● ENTRIES SHOWN
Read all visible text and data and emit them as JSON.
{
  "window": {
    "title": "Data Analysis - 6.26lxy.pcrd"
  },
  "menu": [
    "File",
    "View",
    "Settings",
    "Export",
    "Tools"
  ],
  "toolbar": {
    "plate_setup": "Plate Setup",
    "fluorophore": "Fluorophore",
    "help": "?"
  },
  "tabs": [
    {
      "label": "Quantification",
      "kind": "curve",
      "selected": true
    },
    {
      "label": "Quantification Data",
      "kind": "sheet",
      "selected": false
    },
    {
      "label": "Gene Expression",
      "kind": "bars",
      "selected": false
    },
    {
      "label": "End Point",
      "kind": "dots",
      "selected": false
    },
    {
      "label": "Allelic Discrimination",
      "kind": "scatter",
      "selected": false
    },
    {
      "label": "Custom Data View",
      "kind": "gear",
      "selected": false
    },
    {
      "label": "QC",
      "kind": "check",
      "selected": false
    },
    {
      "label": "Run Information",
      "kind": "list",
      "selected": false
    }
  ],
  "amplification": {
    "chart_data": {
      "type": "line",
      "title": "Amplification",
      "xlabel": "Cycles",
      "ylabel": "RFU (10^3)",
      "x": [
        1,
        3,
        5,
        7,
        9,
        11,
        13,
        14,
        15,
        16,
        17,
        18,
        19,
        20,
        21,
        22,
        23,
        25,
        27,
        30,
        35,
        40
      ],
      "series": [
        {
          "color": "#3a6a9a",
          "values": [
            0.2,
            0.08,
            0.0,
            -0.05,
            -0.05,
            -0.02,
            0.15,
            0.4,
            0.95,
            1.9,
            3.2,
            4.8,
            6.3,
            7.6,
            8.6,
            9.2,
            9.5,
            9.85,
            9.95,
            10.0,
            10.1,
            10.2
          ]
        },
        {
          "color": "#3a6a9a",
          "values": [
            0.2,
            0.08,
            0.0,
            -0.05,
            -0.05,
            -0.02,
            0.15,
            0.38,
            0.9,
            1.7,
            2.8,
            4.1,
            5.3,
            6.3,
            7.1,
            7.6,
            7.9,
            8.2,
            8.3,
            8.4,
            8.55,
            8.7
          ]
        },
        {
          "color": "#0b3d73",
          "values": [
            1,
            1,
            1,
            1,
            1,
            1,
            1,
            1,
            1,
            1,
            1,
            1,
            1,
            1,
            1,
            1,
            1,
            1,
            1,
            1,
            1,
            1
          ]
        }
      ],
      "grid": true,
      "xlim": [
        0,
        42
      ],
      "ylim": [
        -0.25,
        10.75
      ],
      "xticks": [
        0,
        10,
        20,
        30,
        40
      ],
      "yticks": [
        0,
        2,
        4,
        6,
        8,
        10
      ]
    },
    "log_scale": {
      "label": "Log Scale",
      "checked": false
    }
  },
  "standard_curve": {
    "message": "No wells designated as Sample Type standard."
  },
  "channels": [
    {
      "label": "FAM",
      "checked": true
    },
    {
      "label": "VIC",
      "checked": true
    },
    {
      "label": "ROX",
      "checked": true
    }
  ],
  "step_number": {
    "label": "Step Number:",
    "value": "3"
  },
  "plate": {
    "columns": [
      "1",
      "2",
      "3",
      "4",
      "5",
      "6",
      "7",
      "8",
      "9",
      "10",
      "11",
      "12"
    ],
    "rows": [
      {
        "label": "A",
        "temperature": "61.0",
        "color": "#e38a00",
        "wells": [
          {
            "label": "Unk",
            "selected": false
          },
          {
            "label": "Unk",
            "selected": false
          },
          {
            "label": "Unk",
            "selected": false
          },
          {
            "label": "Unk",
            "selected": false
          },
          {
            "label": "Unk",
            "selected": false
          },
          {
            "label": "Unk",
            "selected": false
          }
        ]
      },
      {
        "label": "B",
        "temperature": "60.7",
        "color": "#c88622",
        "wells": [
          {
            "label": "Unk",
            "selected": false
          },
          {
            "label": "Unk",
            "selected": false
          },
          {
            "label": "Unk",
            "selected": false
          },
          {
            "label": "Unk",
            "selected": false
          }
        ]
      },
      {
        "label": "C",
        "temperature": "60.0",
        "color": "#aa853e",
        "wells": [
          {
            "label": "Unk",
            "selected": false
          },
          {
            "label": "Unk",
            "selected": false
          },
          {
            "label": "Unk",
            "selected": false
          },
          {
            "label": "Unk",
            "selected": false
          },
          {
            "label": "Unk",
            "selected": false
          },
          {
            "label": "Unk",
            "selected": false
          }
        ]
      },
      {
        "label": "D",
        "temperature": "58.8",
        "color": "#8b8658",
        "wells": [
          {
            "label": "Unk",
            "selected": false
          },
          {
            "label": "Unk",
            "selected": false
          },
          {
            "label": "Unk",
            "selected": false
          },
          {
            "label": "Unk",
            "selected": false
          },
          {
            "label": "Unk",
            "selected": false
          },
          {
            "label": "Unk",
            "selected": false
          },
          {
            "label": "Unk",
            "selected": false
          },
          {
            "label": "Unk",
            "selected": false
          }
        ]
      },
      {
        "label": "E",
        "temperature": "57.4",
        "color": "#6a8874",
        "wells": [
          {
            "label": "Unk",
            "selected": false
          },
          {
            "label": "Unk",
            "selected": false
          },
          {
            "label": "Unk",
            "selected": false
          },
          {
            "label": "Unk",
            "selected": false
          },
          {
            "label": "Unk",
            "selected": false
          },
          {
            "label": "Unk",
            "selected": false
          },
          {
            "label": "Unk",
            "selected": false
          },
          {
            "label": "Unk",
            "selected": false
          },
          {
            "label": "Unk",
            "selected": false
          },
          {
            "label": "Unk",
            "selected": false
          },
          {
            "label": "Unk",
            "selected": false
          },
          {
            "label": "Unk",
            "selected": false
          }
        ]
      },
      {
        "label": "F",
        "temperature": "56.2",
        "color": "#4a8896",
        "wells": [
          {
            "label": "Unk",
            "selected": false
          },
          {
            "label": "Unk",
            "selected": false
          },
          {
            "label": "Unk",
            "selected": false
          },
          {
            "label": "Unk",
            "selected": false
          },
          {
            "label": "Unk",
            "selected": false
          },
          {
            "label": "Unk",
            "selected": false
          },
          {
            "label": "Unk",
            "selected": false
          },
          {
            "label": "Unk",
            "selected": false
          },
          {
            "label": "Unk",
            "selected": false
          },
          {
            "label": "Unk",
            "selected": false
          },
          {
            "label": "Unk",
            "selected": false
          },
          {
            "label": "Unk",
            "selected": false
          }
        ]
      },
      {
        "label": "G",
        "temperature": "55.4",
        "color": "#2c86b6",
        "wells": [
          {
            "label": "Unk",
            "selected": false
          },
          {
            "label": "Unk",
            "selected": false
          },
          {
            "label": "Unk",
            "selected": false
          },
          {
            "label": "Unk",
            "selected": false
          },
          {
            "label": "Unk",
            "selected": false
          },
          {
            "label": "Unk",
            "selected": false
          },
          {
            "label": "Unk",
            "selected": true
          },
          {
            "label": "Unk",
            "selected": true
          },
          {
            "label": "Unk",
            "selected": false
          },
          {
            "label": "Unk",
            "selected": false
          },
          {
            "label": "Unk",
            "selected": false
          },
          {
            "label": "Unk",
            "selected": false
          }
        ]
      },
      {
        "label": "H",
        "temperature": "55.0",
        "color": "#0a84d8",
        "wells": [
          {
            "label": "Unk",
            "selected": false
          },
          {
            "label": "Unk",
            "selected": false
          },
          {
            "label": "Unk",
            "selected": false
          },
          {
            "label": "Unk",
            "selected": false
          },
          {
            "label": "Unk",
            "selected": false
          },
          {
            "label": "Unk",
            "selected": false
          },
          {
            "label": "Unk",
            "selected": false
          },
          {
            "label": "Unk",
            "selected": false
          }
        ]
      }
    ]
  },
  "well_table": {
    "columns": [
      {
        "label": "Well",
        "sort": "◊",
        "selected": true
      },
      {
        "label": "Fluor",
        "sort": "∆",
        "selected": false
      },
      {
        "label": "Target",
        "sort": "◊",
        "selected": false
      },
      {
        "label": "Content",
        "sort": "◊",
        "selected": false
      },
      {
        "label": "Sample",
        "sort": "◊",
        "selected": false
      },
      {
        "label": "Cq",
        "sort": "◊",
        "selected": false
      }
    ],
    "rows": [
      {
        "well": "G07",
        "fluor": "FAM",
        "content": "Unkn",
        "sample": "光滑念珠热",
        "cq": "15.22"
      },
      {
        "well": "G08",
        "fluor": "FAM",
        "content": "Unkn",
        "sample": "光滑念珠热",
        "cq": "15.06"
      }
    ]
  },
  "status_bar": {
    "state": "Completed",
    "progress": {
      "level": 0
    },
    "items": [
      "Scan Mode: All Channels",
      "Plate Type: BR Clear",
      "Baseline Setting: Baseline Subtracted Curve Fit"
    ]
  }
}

● AIM OF THE TASK
From the data above, copy each line where the string "Quantification" appears.

● EXERCISE RESPONSE
      "label": "Quantification",
      "label": "Quantification Data",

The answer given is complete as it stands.